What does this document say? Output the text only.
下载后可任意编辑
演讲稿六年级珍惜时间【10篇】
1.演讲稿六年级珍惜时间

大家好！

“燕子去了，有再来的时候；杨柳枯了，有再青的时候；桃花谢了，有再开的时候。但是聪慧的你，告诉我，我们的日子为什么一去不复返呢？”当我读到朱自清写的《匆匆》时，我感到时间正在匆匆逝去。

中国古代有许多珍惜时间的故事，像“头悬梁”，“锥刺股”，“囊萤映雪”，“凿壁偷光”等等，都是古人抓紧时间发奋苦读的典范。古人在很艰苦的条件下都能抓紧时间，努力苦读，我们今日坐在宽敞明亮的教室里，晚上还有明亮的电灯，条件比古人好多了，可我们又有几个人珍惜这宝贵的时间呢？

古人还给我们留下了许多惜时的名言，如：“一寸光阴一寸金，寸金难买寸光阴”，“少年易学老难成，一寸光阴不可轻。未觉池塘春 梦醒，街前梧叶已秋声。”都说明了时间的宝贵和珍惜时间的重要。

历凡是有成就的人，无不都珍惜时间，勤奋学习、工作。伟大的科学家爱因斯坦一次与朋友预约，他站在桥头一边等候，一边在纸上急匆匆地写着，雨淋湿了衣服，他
........
What you need to do: Each entry is to be returned in full, character for character.

Solved exercise:
What does this document say? Output the text only.
下载后可任意编辑
演讲稿六年级珍惜时间【10篇】
1.演讲稿六年级珍惜时间

大家好！

“燕子去了，有再来的时候；杨柳枯了，有再青的时候；桃花谢了，有再开的时候。但是聪慧的你，告诉我，我们的日子为什么一去不复返呢？”当我读到朱自清写的《匆匆》时，我感到时间正在匆匆逝去。

中国古代有许多珍惜时间的故事，像“头悬梁”，“锥刺股”，“囊萤映雪”，“凿壁偷光”等等，都是古人抓紧时间发奋苦读的典范。古人在很艰苦的条件下都能抓紧时间，努力苦读，我们今日坐在宽敞明亮的教室里，晚上还有明亮的电灯，条件比古人好多了，可我们又有几个人珍惜这宝贵的时间呢？

古人还给我们留下了许多惜时的名言，如：“一寸光阴一寸金，寸金难买寸光阴”，“少年易学老难成，一寸光阴不可轻。未觉池塘春 梦醒，街前梧叶已秋声。”都说明了时间的宝贵和珍惜时间的重要。

历凡是有成就的人，无不都珍惜时间，勤奋学习、工作。伟大的科学家爱因斯坦一次与朋友预约，他站在桥头一边等候，一边在纸上急匆匆地写着，雨淋湿了衣服，他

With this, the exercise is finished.